* [Prompt] Extract, from the listing that follows, each line containing the word "knapSack".
──────── Source records
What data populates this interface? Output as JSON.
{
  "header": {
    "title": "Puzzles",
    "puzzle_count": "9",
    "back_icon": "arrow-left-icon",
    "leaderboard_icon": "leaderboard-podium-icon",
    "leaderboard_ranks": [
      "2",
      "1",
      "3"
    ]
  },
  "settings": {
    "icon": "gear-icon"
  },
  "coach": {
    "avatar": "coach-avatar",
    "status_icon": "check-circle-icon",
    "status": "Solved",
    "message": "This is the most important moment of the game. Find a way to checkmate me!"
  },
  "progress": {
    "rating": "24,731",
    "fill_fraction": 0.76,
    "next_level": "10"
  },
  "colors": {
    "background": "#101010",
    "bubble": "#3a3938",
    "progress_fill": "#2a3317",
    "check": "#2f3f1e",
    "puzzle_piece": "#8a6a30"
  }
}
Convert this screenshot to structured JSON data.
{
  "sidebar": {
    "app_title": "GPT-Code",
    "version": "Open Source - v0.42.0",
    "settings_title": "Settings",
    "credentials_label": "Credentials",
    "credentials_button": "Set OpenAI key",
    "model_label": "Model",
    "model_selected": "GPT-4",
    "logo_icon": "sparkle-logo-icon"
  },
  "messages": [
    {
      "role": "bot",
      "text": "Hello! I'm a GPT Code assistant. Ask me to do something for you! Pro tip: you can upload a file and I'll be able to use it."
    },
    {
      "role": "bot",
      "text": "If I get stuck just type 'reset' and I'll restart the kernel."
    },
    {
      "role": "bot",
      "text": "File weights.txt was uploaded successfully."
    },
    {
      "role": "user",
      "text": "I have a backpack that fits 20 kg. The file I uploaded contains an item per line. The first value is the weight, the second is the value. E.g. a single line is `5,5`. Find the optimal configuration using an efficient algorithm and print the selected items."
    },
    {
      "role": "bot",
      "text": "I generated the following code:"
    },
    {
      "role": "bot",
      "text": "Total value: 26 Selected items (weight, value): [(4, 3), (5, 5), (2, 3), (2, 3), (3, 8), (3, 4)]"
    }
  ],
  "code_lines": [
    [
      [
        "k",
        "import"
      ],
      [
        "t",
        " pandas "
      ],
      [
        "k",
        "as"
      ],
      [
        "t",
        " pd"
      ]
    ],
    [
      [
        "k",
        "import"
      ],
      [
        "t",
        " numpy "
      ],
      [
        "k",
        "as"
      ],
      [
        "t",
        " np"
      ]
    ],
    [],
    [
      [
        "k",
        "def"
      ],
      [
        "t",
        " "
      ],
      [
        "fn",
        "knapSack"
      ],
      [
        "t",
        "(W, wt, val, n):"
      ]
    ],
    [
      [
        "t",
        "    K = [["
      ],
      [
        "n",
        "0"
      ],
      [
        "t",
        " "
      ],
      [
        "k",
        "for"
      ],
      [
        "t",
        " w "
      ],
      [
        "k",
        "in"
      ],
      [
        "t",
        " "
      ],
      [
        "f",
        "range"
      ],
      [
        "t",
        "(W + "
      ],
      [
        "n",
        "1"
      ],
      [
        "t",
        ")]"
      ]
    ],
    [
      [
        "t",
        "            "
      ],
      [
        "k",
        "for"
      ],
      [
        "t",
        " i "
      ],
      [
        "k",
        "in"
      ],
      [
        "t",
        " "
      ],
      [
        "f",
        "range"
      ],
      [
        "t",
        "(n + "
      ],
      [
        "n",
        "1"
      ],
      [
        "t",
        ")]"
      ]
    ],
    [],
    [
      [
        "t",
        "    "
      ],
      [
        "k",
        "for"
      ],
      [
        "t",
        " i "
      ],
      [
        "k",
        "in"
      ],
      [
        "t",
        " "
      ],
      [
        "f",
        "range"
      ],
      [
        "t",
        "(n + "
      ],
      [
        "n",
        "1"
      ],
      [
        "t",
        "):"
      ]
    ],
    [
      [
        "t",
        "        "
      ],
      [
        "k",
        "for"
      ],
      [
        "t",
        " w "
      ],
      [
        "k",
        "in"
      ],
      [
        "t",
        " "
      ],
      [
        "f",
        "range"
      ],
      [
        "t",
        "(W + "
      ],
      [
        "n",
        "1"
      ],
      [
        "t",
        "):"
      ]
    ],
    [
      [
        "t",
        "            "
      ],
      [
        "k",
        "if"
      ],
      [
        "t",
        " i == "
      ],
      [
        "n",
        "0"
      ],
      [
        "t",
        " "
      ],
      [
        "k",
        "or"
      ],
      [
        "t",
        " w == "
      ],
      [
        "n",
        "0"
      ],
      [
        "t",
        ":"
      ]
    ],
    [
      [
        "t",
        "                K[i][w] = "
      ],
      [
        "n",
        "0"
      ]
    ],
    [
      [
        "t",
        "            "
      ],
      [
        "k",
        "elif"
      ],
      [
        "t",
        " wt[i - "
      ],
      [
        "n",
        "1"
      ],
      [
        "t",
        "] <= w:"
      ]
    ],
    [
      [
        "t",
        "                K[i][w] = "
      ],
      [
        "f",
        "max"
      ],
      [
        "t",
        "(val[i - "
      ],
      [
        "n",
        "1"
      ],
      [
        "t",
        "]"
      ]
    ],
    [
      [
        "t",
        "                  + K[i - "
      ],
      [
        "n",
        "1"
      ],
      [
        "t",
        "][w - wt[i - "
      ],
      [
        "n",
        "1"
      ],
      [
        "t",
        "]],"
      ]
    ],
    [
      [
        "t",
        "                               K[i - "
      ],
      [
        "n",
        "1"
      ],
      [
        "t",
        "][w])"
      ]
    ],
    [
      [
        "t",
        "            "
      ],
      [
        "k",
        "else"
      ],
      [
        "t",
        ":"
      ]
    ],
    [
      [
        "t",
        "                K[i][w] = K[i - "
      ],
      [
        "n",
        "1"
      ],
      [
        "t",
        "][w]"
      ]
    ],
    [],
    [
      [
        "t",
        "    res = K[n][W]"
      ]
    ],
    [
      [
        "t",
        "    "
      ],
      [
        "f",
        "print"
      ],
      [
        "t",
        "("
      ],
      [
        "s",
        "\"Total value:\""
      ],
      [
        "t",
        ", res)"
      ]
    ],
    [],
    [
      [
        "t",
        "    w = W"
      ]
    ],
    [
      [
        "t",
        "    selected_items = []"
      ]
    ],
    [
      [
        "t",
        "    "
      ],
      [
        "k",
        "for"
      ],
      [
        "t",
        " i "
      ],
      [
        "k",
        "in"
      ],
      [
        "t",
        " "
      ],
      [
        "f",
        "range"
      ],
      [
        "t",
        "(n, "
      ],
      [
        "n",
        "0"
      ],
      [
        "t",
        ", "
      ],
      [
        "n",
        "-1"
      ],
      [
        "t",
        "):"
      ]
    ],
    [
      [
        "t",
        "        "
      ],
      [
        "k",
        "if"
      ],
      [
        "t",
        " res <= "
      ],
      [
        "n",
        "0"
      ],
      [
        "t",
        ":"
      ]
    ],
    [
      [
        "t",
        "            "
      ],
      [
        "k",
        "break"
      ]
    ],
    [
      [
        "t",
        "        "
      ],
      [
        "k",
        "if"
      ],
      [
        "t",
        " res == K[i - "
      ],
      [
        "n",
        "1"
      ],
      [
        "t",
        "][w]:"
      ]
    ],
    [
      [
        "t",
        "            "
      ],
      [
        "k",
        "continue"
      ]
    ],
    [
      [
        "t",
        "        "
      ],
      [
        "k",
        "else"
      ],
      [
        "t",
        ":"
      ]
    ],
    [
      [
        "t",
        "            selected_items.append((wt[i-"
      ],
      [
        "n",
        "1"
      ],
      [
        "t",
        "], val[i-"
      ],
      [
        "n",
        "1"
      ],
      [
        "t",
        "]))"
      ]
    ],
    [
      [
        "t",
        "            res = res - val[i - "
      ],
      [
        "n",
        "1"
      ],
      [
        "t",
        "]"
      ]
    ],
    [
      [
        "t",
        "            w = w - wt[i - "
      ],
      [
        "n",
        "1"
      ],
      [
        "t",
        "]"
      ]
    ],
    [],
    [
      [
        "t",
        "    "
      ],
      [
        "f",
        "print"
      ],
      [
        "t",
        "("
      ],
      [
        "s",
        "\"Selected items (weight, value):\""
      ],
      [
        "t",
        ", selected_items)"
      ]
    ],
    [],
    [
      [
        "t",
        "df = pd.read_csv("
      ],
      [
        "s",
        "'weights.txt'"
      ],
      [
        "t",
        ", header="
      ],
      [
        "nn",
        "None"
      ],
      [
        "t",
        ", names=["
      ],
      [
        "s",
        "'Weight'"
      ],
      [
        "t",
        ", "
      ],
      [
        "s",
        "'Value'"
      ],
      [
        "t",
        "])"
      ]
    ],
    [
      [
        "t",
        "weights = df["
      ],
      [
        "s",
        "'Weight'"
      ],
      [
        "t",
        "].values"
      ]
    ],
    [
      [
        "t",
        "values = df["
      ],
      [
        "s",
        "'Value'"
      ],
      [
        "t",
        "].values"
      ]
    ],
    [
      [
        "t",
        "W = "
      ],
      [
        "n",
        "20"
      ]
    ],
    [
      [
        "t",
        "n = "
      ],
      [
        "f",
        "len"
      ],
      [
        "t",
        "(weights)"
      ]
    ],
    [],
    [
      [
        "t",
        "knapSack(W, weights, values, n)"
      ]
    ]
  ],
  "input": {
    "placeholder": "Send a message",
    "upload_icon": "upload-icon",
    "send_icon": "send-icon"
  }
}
────────────────
* [Result]
        "knapSack"
        "knapSack(W, weights, values, n)"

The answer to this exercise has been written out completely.